» WORK REQUIRED:
Reproduce the listing below with every "legend-dot-icon" swapped for "legend-marker" and nothing else altered. Omit the pictures from your answer.

--- Start of TASK DATA ---

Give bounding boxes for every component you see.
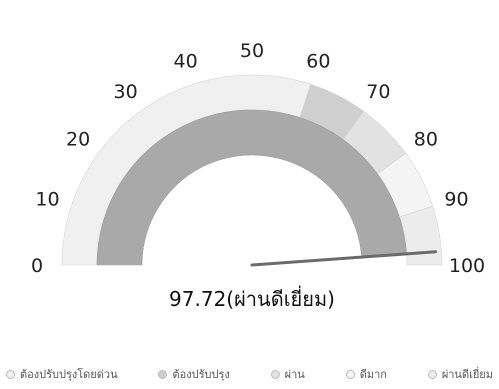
gauge-tick-label: 70 [366,81,390,103]
legend-item-pass[interactable]: ผ่าน [270,365,305,383]
gauge-progress-arc [96,109,407,266]
legend-item-label: ดีมาก [359,368,387,381]
legend-item-label: ผ่านดีเยี่ยม [441,368,493,381]
gauge-tick-label: 90 [444,189,468,211]
gauge-tick-label: 0 [31,255,43,277]
gauge-tick-label: 10 [35,189,59,211]
gauge-value-label: 97.72(ผ่านดีเยี่ยม) [169,285,335,311]
legend-item-improve[interactable]: ต้องปรับปรุง [158,365,230,383]
legend-item-label: ต้องปรับปรุงโดยด่วน [20,368,118,381]
gauge-band-4 [399,205,443,266]
legend-item-excellent[interactable]: ผ่านดีเยี่ยม [427,365,493,383]
legend-dot-icon [345,369,355,379]
gauge-tick-label: 20 [66,129,90,151]
gauge-needle [250,250,437,267]
legend-dot-icon [427,369,437,379]
legend-dot-icon [6,369,15,379]
gauge-tick-label: 30 [114,81,138,103]
gauge-legend: ต้องปรับปรุงโดยด่วน ต้องปรับปรุง ผ่าน ดี… [0,364,499,384]
legend-dot-icon [270,369,280,379]
legend-item-very-good[interactable]: ดีมาก [345,365,387,383]
legend-dot-icon [158,369,168,379]
gauge-tick-label: 100 [449,255,485,277]
gauge-outer-bands [61,74,443,266]
gauge-tick-label: 40 [174,51,198,73]
gauge-tick-label: 50 [240,40,264,62]
gauge-tick-labels: 0 10 20 30 40 50 60 70 80 90 100 [31,40,485,277]
gauge-tick-label: 60 [306,51,330,73]
legend-item-label: ต้องปรับปรุง [172,368,230,381]
legend-item-urgent[interactable]: ต้องปรับปรุงโดยด่วน [6,365,118,383]
gauge-tick-label: 80 [414,129,438,151]
legend-item-label: ผ่าน [284,368,305,381]
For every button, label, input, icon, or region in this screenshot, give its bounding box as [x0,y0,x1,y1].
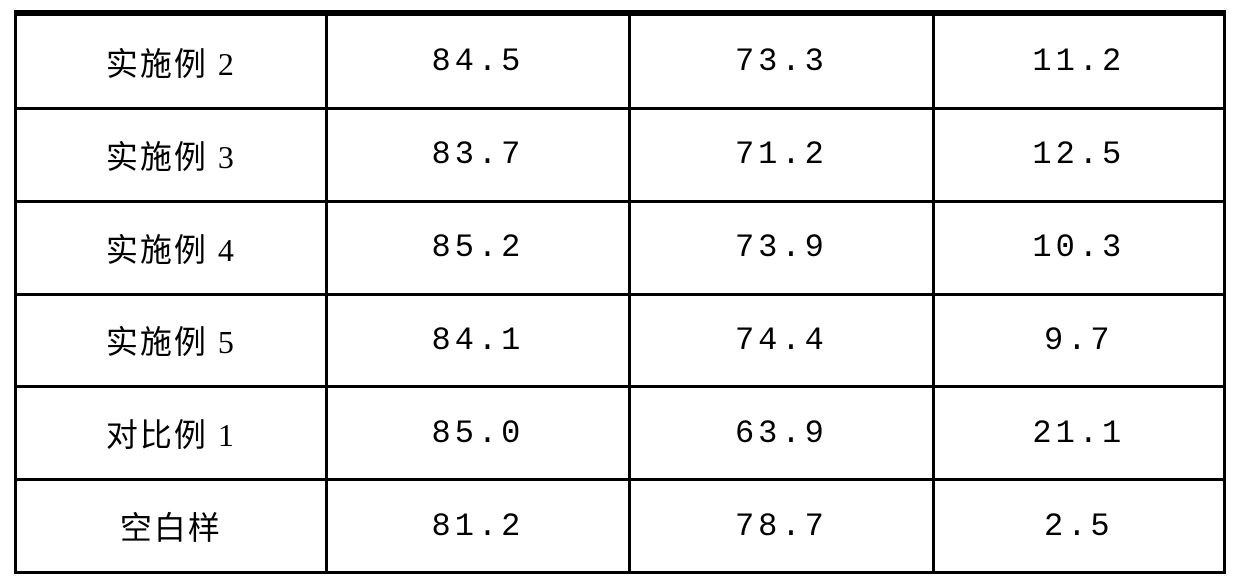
cell-value: 2.5 [933,480,1224,573]
cell-value: 73.9 [630,201,933,294]
cell-value: 78.7 [630,480,933,573]
row-label: 对比例 1 [16,387,327,480]
cell-value: 12.5 [933,109,1224,202]
cell-value: 74.4 [630,294,933,387]
table-row: 对比例 1 85.0 63.9 21.1 [16,387,1225,480]
cell-value: 63.9 [630,387,933,480]
cell-value: 9.7 [933,294,1224,387]
cell-value: 83.7 [326,109,629,202]
cell-value: 71.2 [630,109,933,202]
data-table: 实施例 2 84.5 73.3 11.2 实施例 3 83.7 71.2 12.… [14,10,1226,574]
cell-value: 21.1 [933,387,1224,480]
cell-value: 84.5 [326,13,629,109]
row-label: 实施例 3 [16,109,327,202]
row-label: 实施例 4 [16,201,327,294]
cell-value: 73.3 [630,13,933,109]
table-row: 实施例 3 83.7 71.2 12.5 [16,109,1225,202]
table-row: 空白样 81.2 78.7 2.5 [16,480,1225,573]
row-label: 实施例 2 [16,13,327,109]
cell-value: 85.0 [326,387,629,480]
cell-value: 85.2 [326,201,629,294]
row-label: 空白样 [16,480,327,573]
cell-value: 84.1 [326,294,629,387]
cell-value: 81.2 [326,480,629,573]
table-row: 实施例 4 85.2 73.9 10.3 [16,201,1225,294]
table-row: 实施例 2 84.5 73.3 11.2 [16,13,1225,109]
table-container: 实施例 2 84.5 73.3 11.2 实施例 3 83.7 71.2 12.… [0,0,1240,586]
table-row: 实施例 5 84.1 74.4 9.7 [16,294,1225,387]
cell-value: 11.2 [933,13,1224,109]
row-label: 实施例 5 [16,294,327,387]
cell-value: 10.3 [933,201,1224,294]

--- End of TASK DATA ---

» IN RESPONSE:
Give bounding boxes for every component you see.
gauge-tick-label: 70 [366,81,390,103]
legend-item-pass[interactable]: ผ่าน [270,365,305,383]
gauge-progress-arc [96,109,407,266]
legend-item-label: ดีมาก [359,368,387,381]
legend-item-label: ผ่านดีเยี่ยม [441,368,493,381]
gauge-tick-label: 90 [444,189,468,211]
gauge-tick-label: 0 [31,255,43,277]
gauge-tick-label: 10 [35,189,59,211]
gauge-value-label: 97.72(ผ่านดีเยี่ยม) [169,285,335,311]
legend-item-improve[interactable]: ต้องปรับปรุง [158,365,230,383]
legend-item-label: ต้องปรับปรุงโดยด่วน [20,368,118,381]
gauge-band-4 [399,205,443,266]
legend-item-excellent[interactable]: ผ่านดีเยี่ยม [427,365,493,383]
legend-marker [345,369,355,379]
gauge-tick-label: 20 [66,129,90,151]
gauge-needle [250,250,437,267]
legend-marker [427,369,437,379]
legend-marker [6,369,15,379]
gauge-tick-label: 30 [114,81,138,103]
gauge-legend: ต้องปรับปรุงโดยด่วน ต้องปรับปรุง ผ่าน ดี… [0,364,499,384]
legend-marker [270,369,280,379]
legend-item-very-good[interactable]: ดีมาก [345,365,387,383]
legend-marker [158,369,168,379]
gauge-tick-label: 100 [449,255,485,277]
gauge-outer-bands [61,74,443,266]
gauge-tick-label: 40 [174,51,198,73]
gauge-tick-label: 50 [240,40,264,62]
gauge-tick-labels: 0 10 20 30 40 50 60 70 80 90 100 [31,40,485,277]
gauge-tick-label: 60 [306,51,330,73]
legend-item-label: ต้องปรับปรุง [172,368,230,381]
legend-item-urgent[interactable]: ต้องปรับปรุงโดยด่วน [6,365,118,383]
gauge-tick-label: 80 [414,129,438,151]
legend-item-label: ผ่าน [284,368,305,381]
For every button, label, input, icon, or region in this screenshot, give its bounding box as [x0,y0,x1,y1].
cell-value: 2.5 [933,480,1224,573]
cell-value: 73.9 [630,201,933,294]
cell-value: 78.7 [630,480,933,573]
row-label: 对比例 1 [16,387,327,480]
cell-value: 12.5 [933,109,1224,202]
cell-value: 74.4 [630,294,933,387]
table-row: 对比例 1 85.0 63.9 21.1 [16,387,1225,480]
cell-value: 63.9 [630,387,933,480]
cell-value: 9.7 [933,294,1224,387]
cell-value: 83.7 [326,109,629,202]
cell-value: 71.2 [630,109,933,202]
data-table: 实施例 2 84.5 73.3 11.2 实施例 3 83.7 71.2 12.… [14,10,1226,574]
cell-value: 21.1 [933,387,1224,480]
cell-value: 84.5 [326,13,629,109]
row-label: 实施例 3 [16,109,327,202]
row-label: 实施例 4 [16,201,327,294]
cell-value: 73.3 [630,13,933,109]
table-row: 实施例 3 83.7 71.2 12.5 [16,109,1225,202]
table-row: 空白样 81.2 78.7 2.5 [16,480,1225,573]
row-label: 实施例 2 [16,13,327,109]
cell-value: 85.0 [326,387,629,480]
cell-value: 85.2 [326,201,629,294]
row-label: 空白样 [16,480,327,573]
cell-value: 84.1 [326,294,629,387]
cell-value: 81.2 [326,480,629,573]
table-row: 实施例 4 85.2 73.9 10.3 [16,201,1225,294]
table-row: 实施例 2 84.5 73.3 11.2 [16,13,1225,109]
table-container: 实施例 2 84.5 73.3 11.2 实施例 3 83.7 71.2 12.… [0,0,1240,586]
table-row: 实施例 5 84.1 74.4 9.7 [16,294,1225,387]
cell-value: 11.2 [933,13,1224,109]
row-label: 实施例 5 [16,294,327,387]
cell-value: 10.3 [933,201,1224,294]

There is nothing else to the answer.